Your objective |
Please print every record below exactly as it appears.

Given information |
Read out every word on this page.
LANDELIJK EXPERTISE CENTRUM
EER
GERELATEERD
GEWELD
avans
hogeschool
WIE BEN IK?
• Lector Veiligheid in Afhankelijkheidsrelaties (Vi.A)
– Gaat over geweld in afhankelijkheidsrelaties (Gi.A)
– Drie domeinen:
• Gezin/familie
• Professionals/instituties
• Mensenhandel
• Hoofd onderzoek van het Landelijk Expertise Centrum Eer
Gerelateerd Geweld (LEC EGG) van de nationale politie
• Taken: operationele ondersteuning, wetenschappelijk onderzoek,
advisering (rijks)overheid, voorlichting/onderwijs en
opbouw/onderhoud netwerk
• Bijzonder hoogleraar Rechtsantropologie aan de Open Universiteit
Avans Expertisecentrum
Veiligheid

Response to the exercise |
Read out every word on this page.
LANDELIJK EXPERTISE CENTRUM
EER
GERELATEERD
GEWELD
avans
hogeschool
WIE BEN IK?
• Lector Veiligheid in Afhankelijkheidsrelaties (Vi.A)
– Gaat over geweld in afhankelijkheidsrelaties (Gi.A)
– Drie domeinen:
• Gezin/familie
• Professionals/instituties
• Mensenhandel
• Hoofd onderzoek van het Landelijk Expertise Centrum Eer
Gerelateerd Geweld (LEC EGG) van de nationale politie
• Taken: operationele ondersteuning, wetenschappelijk onderzoek,
advisering (rijks)overheid, voorlichting/onderwijs en
opbouw/onderhoud netwerk
• Bijzonder hoogleraar Rechtsantropologie aan de Open Universiteit
Avans Expertisecentrum
Veiligheid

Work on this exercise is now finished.